__Exercise instructions__: Retype each entry below exactly as it stands.

__Exercise materials__:

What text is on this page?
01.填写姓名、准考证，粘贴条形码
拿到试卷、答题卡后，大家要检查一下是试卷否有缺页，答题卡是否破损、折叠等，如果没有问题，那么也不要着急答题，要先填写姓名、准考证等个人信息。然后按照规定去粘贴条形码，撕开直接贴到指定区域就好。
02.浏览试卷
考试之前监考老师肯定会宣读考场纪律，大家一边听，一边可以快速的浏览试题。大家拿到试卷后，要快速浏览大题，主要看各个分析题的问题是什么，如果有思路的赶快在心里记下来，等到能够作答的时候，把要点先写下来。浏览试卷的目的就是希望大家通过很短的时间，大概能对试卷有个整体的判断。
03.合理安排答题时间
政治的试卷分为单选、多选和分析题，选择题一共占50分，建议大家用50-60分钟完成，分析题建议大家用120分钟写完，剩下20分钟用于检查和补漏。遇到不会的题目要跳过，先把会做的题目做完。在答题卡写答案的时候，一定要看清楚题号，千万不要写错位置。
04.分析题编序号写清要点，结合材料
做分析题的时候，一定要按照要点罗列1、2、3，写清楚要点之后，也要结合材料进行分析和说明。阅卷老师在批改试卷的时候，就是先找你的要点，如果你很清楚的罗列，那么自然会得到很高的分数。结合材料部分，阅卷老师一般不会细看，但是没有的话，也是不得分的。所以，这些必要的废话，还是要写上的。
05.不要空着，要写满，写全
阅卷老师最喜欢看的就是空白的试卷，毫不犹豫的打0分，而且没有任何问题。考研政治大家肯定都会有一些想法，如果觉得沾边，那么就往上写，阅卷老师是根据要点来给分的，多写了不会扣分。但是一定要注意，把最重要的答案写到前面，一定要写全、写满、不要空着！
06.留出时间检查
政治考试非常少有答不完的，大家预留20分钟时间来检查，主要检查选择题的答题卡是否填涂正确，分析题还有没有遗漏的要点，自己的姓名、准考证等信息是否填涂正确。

__Task solution__:
What text is on this page?
01.填写姓名、准考证，粘贴条形码
拿到试卷、答题卡后，大家要检查一下是试卷否有缺页，答题卡是否破损、折叠等，如果没有问题，那么也不要着急答题，要先填写姓名、准考证等个人信息。然后按照规定去粘贴条形码，撕开直接贴到指定区域就好。
02.浏览试卷
考试之前监考老师肯定会宣读考场纪律，大家一边听，一边可以快速的浏览试题。大家拿到试卷后，要快速浏览大题，主要看各个分析题的问题是什么，如果有思路的赶快在心里记下来，等到能够作答的时候，把要点先写下来。浏览试卷的目的就是希望大家通过很短的时间，大概能对试卷有个整体的判断。
03.合理安排答题时间
政治的试卷分为单选、多选和分析题，选择题一共占50分，建议大家用50-60分钟完成，分析题建议大家用120分钟写完，剩下20分钟用于检查和补漏。遇到不会的题目要跳过，先把会做的题目做完。在答题卡写答案的时候，一定要看清楚题号，千万不要写错位置。
04.分析题编序号写清要点，结合材料
做分析题的时候，一定要按照要点罗列1、2、3，写清楚要点之后，也要结合材料进行分析和说明。阅卷老师在批改试卷的时候，就是先找你的要点，如果你很清楚的罗列，那么自然会得到很高的分数。结合材料部分，阅卷老师一般不会细看，但是没有的话，也是不得分的。所以，这些必要的废话，还是要写上的。
05.不要空着，要写满，写全
阅卷老师最喜欢看的就是空白的试卷，毫不犹豫的打0分，而且没有任何问题。考研政治大家肯定都会有一些想法，如果觉得沾边，那么就往上写，阅卷老师是根据要点来给分的，多写了不会扣分。但是一定要注意，把最重要的答案写到前面，一定要写全、写满、不要空着！
06.留出时间检查
政治考试非常少有答不完的，大家预留20分钟时间来检查，主要检查选择题的答题卡是否填涂正确，分析题还有没有遗漏的要点，自己的姓名、准考证等信息是否填涂正确。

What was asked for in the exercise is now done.